Exercise description: From the passage about the parties' loans and businesses, list every date that gives a day, a month and a year.

>> BEGIN Passage provided

13 On 30 September 1999 the parties obtained a further loan from the Trust Bank of the sum of $150,000 for completion of the development of the property, resulting in a total indebtedness to the bank of about $360,000. Repayments were about $2300 per month.

14 Pursuant to agreements of 17 April 2001 and 4 August 2001, the fifth and sixth defendants made loans to the parties of the sum of $25,000 in each case to assist them in carrying out their obligations under the contract of sale. These amounts were used for mortgage repayments, and for improvements to the property.

15 During 2001 the first defendant and Mr Pout established a take away business at Wickham. The plaintiff worked there in conjunction with her employment at the Stockman’s Café for the same wage. At the same premises the first defendant and Mr Pout, as directors of Mangrove Jack’s Newcastle Pty Ltd (the company), also established and operated a new licensed restaurant known as “Mangrove Jack’s Seafood Restaurant”. The plaintiff provided substantial assistance in the establishment and fitting out of this business and its premises.

16 To fund the fit out and their business activities the first defendant and Mr Pout borrowed the sum of about $685,000 from National Australia Bank Ltd in about April 2002. The property was provided by the parties as part of the security required for the loan. Repayments of the loan were made from the restaurant’s profits.

17 At the same time the parties refinanced the loan from Trust Bank by a loan from National Australia Bank Ltd in the sum of $385,000 secured against the property. The loan was used to discharge the mortgage with Trust Bank by the payment of about $360,000, and the balance was applied towards various costs including incidentals for the home.

18 In 2002 the Stockman’s Café was sold for what the plaintiff understands to be the sum of $500,000. These monies were utilised to repay loans and debts incurred in relation to the operation of the business of the café.

19 The plaintiff continued to assist the first defendant in the running of “Mangrove Jack’s Seafood Restaurant” and the take away business, for which she was paid about $15 per hour and worked on a full-time basis. She continued so working until the birth of their second child on 9 July 2003.

20 The plaintiff was off work for about four months following the birth, and returned as a casual waitress in the first defendant’s businesses. By this time he had opened another take away business known as the “Stockton Bite Take Away”, in which the plaintiff also came to work. The first defendant’s income was about $700 per week drawn from the businesses, from which he met the parties’ living costs, mortgage expenses, household accounts and outgoings.

21 On 27 July 2004 the parties separated. The family had been residing in the property for about one year. The plaintiff left the property taking the two children to reside elsewhere. She said that she separated because his violent and drunken behaviour caused her to fear for the safety of herself and the children. Upon separation she ceased working as described above. She had no other employment.

22 For some time thereafter the plaintiff, to the extent that she was able, continued to make repayments to the National Australia Bank Ltd, at times assisted with money from the first defendant. By the end of 2004 she was unable to continue with the repayments, and the first defendant refused to provide her with money for this purpose. She received some benefit from Centrelink together with a family allowance. She rented a home for a rent of $220 per week. In due course she ceased making mortgage repayments, leaving it to the first defendant to do so. In March 2005 the company applied to the second defendant to refinance the existing loan from National Australia Bank Ltd in respect of its restaurant. The parties also made an application to the second defendant for a home loan to refinance their loan with National Australia Bank.

>> END Passage provided
>> BEGIN Records provided

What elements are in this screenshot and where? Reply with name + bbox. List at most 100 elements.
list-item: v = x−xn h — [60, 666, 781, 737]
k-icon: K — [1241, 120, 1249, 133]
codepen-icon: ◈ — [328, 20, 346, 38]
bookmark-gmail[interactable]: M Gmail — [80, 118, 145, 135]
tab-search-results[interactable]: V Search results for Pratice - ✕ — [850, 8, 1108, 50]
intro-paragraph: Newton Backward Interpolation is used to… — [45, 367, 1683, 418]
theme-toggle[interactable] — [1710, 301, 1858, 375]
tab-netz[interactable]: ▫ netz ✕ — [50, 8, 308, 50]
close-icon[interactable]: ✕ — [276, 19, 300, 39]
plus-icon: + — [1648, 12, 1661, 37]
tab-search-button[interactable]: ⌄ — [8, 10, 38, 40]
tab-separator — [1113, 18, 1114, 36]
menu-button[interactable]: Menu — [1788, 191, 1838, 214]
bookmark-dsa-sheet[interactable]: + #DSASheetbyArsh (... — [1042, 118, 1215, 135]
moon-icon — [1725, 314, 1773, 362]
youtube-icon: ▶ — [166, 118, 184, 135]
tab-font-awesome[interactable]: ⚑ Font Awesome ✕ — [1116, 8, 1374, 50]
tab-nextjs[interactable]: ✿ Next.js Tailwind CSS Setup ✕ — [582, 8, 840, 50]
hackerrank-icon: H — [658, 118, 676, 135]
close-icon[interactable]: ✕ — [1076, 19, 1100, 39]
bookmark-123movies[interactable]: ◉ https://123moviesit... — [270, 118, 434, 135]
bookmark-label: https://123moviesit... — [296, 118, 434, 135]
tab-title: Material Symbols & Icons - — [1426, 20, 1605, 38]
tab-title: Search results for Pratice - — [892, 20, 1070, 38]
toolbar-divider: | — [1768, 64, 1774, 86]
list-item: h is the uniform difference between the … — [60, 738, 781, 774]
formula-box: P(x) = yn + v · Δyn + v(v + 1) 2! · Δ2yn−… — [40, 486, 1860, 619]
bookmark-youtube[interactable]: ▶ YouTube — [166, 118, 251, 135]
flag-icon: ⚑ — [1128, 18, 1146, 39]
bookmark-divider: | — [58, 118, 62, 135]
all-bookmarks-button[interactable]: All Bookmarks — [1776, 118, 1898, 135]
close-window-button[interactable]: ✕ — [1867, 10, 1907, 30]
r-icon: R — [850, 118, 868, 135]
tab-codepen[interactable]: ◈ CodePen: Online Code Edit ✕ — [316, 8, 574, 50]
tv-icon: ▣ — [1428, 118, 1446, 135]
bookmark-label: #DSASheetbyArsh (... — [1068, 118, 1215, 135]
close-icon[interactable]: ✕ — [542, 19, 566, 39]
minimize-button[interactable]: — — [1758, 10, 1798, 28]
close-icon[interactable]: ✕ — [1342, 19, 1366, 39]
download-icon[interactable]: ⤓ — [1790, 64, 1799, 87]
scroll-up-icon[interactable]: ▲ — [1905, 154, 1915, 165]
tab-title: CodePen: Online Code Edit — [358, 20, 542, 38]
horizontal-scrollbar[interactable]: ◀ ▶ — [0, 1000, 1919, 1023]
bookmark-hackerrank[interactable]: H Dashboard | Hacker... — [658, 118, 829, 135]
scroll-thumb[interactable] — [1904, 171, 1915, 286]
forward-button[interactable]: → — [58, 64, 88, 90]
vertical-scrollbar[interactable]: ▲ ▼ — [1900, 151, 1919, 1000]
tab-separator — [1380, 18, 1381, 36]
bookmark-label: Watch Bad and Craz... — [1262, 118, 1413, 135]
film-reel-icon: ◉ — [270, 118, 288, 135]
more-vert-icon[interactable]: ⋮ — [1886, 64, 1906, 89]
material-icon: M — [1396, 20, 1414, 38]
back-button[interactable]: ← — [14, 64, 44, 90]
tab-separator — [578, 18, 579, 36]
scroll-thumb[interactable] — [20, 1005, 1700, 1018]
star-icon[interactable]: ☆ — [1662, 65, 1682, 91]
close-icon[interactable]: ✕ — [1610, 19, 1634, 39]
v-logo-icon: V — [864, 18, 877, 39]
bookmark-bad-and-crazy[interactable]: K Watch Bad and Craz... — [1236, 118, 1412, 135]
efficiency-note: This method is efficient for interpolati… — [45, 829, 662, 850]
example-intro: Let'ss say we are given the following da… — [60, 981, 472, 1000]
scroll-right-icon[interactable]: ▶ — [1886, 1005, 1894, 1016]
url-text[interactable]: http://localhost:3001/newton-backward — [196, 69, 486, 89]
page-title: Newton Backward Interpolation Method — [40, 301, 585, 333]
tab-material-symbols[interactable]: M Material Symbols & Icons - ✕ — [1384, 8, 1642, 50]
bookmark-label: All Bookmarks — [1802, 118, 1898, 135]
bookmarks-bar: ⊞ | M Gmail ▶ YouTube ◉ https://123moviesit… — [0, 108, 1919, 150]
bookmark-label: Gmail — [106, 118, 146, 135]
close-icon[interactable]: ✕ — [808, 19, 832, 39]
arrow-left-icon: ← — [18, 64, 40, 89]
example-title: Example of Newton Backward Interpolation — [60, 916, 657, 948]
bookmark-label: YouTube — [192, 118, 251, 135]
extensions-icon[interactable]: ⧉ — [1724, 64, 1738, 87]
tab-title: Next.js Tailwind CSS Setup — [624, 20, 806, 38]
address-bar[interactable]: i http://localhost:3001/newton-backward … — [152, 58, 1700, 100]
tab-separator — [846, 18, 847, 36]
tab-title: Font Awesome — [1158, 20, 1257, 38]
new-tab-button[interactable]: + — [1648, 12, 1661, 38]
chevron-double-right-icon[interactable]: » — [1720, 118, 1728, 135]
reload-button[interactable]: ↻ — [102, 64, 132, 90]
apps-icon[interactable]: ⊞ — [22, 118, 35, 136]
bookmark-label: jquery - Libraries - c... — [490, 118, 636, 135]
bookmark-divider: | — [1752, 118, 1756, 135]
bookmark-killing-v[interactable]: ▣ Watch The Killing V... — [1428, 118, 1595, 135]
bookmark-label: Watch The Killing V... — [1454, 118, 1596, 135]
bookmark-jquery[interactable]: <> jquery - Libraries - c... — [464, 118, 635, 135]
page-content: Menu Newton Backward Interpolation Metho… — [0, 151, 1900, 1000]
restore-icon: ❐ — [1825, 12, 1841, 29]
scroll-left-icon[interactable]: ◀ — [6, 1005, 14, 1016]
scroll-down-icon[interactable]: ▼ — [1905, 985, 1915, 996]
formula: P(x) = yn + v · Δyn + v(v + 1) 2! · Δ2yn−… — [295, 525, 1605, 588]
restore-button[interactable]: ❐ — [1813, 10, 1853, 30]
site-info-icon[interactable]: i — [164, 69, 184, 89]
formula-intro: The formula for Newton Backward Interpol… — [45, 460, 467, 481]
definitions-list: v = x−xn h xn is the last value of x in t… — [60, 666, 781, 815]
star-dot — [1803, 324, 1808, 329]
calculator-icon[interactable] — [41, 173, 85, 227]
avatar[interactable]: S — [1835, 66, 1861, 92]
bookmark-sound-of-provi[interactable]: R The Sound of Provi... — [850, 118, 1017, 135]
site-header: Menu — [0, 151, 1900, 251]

>> END Records provided

Finished exercise:
- 30 September 1999
- 17 April 2001
- 4 August 2001
- 9 July 2003
- 27 July 2004